[Page text dataset records]
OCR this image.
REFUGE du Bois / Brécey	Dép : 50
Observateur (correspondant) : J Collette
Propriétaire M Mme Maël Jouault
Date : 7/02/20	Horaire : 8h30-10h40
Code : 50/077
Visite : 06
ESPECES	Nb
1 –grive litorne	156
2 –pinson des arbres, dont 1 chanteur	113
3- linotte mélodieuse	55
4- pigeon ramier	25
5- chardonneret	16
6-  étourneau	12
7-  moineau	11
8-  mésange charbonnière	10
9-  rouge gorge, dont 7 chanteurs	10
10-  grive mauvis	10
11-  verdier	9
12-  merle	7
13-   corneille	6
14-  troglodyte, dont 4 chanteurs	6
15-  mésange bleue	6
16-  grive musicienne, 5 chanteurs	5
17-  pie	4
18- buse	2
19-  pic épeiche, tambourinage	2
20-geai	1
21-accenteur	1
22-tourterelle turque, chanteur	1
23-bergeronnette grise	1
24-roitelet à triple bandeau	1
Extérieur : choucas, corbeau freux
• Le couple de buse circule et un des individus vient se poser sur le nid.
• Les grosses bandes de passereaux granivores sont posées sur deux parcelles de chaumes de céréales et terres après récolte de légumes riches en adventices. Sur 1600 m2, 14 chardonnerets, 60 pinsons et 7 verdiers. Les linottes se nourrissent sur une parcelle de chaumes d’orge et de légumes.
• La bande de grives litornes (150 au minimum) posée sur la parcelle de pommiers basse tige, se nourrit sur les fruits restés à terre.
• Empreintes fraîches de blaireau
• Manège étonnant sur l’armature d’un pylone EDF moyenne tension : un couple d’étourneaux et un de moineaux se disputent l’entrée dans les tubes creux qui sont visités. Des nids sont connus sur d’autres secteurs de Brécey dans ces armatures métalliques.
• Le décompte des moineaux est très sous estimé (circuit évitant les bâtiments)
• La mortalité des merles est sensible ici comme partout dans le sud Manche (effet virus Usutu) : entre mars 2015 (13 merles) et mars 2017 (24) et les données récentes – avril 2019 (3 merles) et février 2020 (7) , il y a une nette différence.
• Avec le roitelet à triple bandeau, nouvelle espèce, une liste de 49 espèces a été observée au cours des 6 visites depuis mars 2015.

### What the task asks
Output every entry exactly as it appears.

### Result
OCR this image.
REFUGE du Bois / Brécey	Dép : 50
Observateur (correspondant) : J Collette
Propriétaire M Mme Maël Jouault
Date : 7/02/20	Horaire : 8h30-10h40
Code : 50/077
Visite : 06
ESPECES	Nb
1 –grive litorne	156
2 –pinson des arbres, dont 1 chanteur	113
3- linotte mélodieuse	55
4- pigeon ramier	25
5- chardonneret	16
6-  étourneau	12
7-  moineau	11
8-  mésange charbonnière	10
9-  rouge gorge, dont 7 chanteurs	10
10-  grive mauvis	10
11-  verdier	9
12-  merle	7
13-   corneille	6
14-  troglodyte, dont 4 chanteurs	6
15-  mésange bleue	6
16-  grive musicienne, 5 chanteurs	5
17-  pie	4
18- buse	2
19-  pic épeiche, tambourinage	2
20-geai	1
21-accenteur	1
22-tourterelle turque, chanteur	1
23-bergeronnette grise	1
24-roitelet à triple bandeau	1
Extérieur : choucas, corbeau freux
• Le couple de buse circule et un des individus vient se poser sur le nid.
• Les grosses bandes de passereaux granivores sont posées sur deux parcelles de chaumes de céréales et terres après récolte de légumes riches en adventices. Sur 1600 m2, 14 chardonnerets, 60 pinsons et 7 verdiers. Les linottes se nourrissent sur une parcelle de chaumes d’orge et de légumes.
• La bande de grives litornes (150 au minimum) posée sur la parcelle de pommiers basse tige, se nourrit sur les fruits restés à terre.
• Empreintes fraîches de blaireau
• Manège étonnant sur l’armature d’un pylone EDF moyenne tension : un couple d’étourneaux et un de moineaux se disputent l’entrée dans les tubes creux qui sont visités. Des nids sont connus sur d’autres secteurs de Brécey dans ces armatures métalliques.
• Le décompte des moineaux est très sous estimé (circuit évitant les bâtiments)
• La mortalité des merles est sensible ici comme partout dans le sud Manche (effet virus Usutu) : entre mars 2015 (13 merles) et mars 2017 (24) et les données récentes – avril 2019 (3 merles) et février 2020 (7) , il y a une nette différence.
• Avec le roitelet à triple bandeau, nouvelle espèce, une liste de 49 espèces a été observée au cours des 6 visites depuis mars 2015.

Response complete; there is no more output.